▶ [PROBLEM STATEMENT] Reproduce the records below in full and exactly, without their images.

## START DATA TO PROCESS

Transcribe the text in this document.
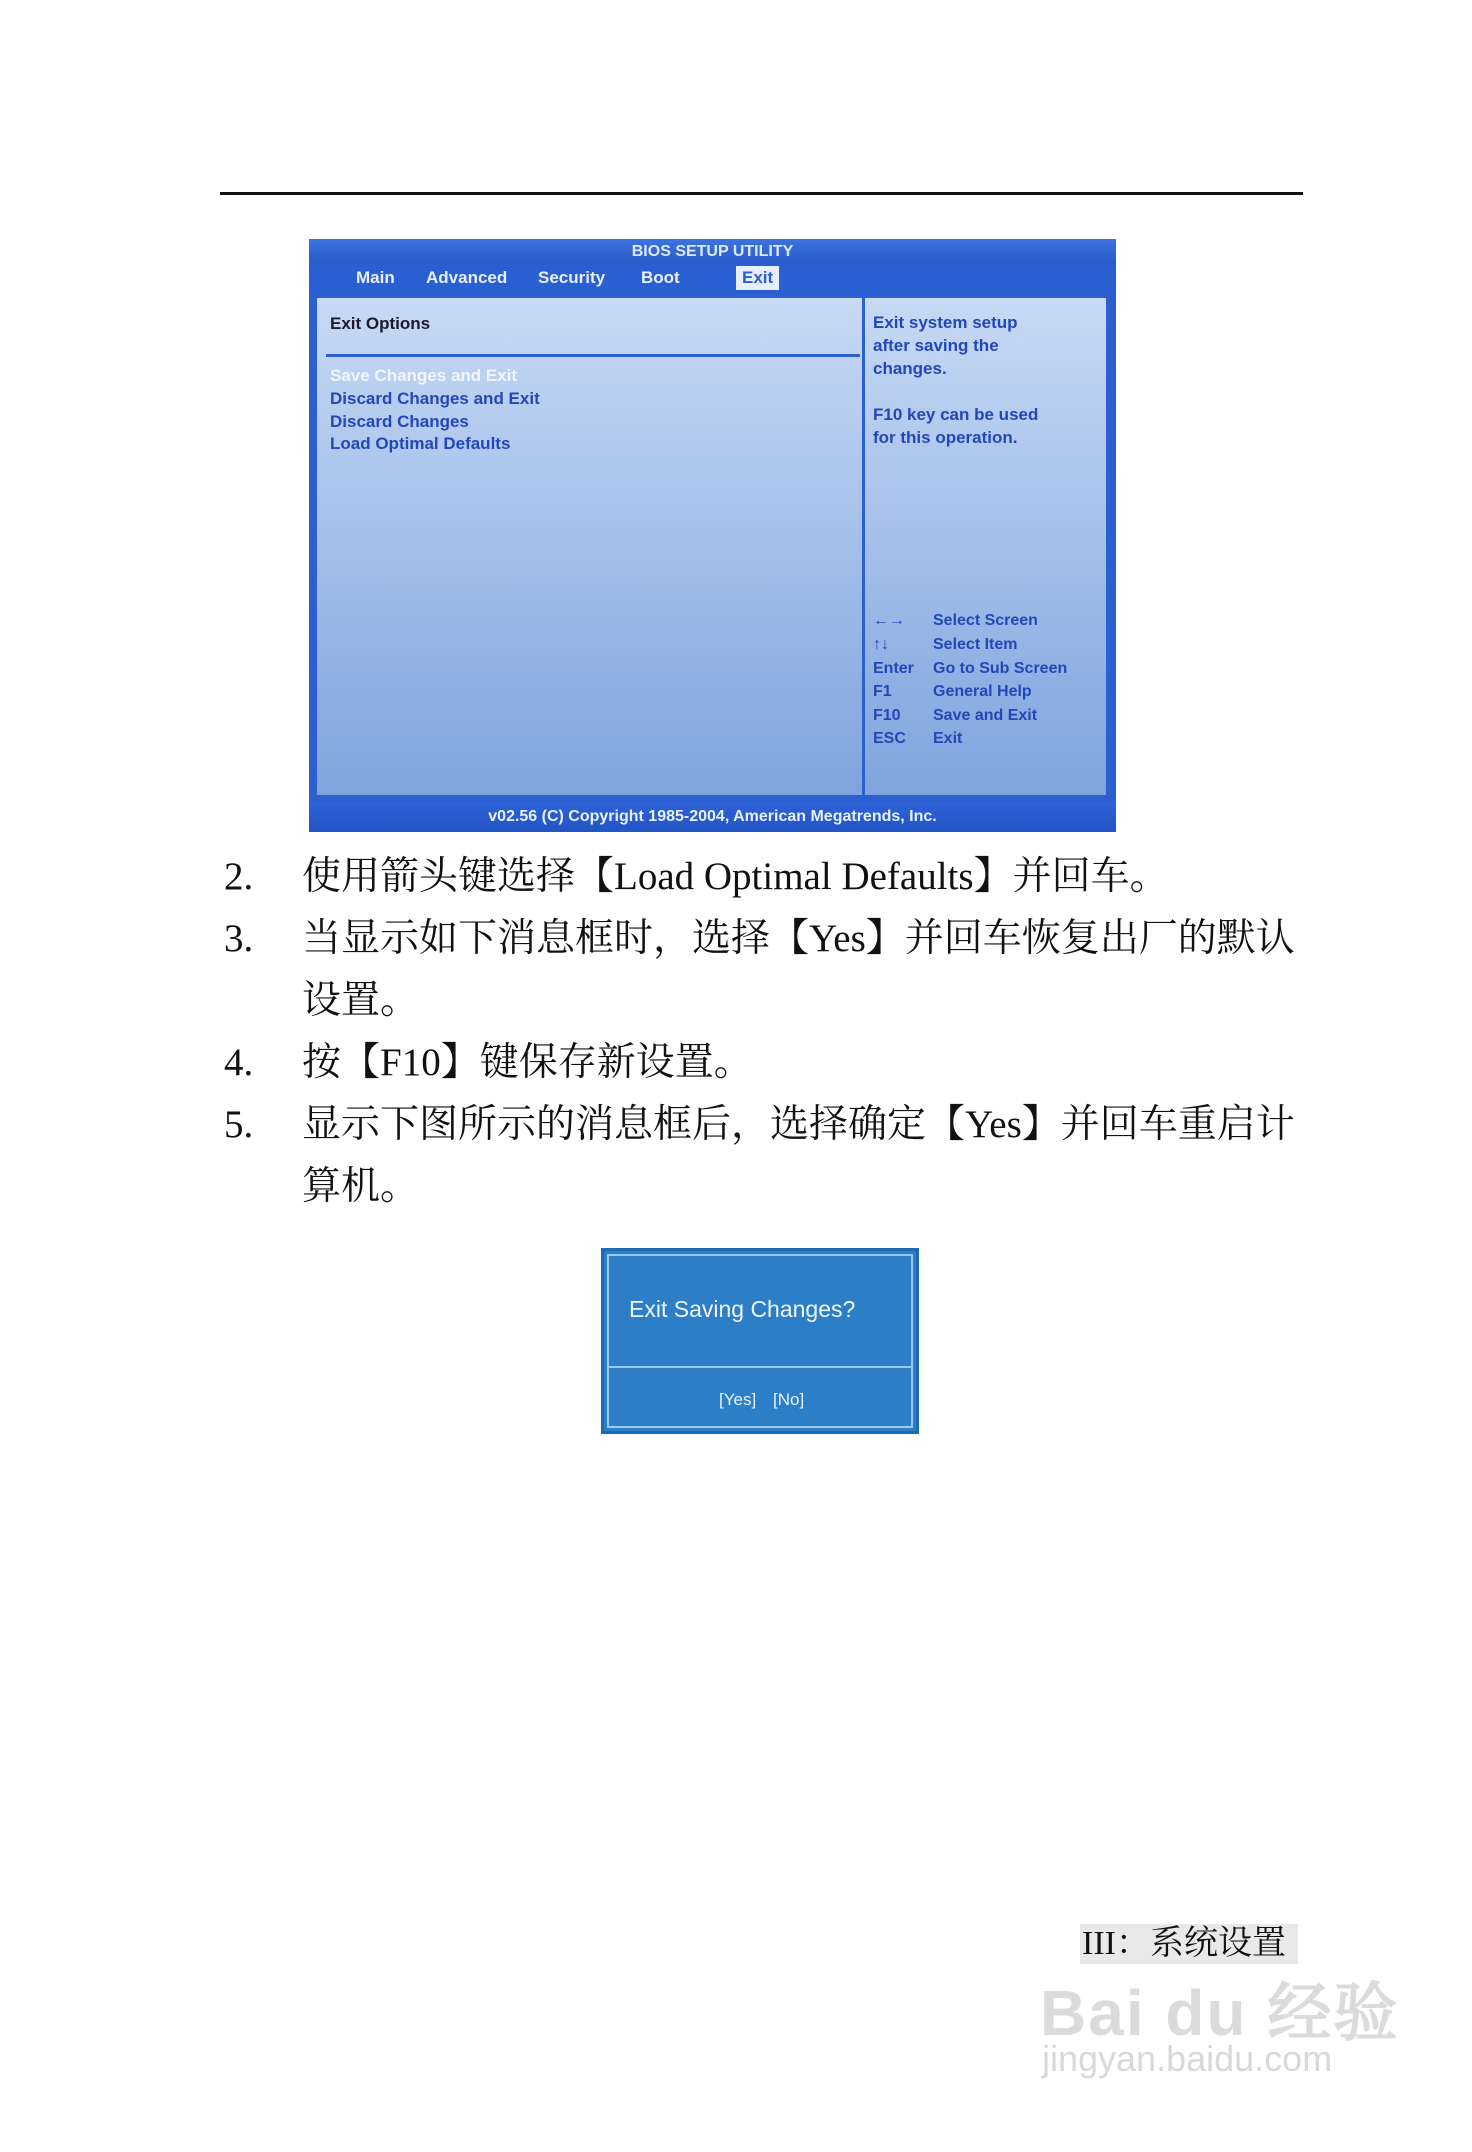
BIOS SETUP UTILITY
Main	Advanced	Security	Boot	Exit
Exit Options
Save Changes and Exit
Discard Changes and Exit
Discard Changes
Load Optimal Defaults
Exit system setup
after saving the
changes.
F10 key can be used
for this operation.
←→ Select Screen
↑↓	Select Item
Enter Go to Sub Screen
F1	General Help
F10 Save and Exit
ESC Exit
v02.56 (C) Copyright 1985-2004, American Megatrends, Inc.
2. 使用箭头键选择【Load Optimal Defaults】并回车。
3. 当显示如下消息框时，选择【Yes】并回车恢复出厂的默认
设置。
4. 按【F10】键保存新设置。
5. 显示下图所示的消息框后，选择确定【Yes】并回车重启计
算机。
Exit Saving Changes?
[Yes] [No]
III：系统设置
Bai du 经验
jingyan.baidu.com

## END DATA TO PROCESS

▶ [EXPECTED OUTPUT]
Transcribe the text in this document.
BIOS SETUP UTILITY
Main	Advanced	Security	Boot	Exit
Exit Options
Save Changes and Exit
Discard Changes and Exit
Discard Changes
Load Optimal Defaults
Exit system setup
after saving the
changes.
F10 key can be used
for this operation.
←→ Select Screen
↑↓	Select Item
Enter Go to Sub Screen
F1	General Help
F10 Save and Exit
ESC Exit
v02.56 (C) Copyright 1985-2004, American Megatrends, Inc.
2. 使用箭头键选择【Load Optimal Defaults】并回车。
3. 当显示如下消息框时，选择【Yes】并回车恢复出厂的默认
设置。
4. 按【F10】键保存新设置。
5. 显示下图所示的消息框后，选择确定【Yes】并回车重启计
算机。
Exit Saving Changes?
[Yes] [No]
III：系统设置
Bai du 经验
jingyan.baidu.com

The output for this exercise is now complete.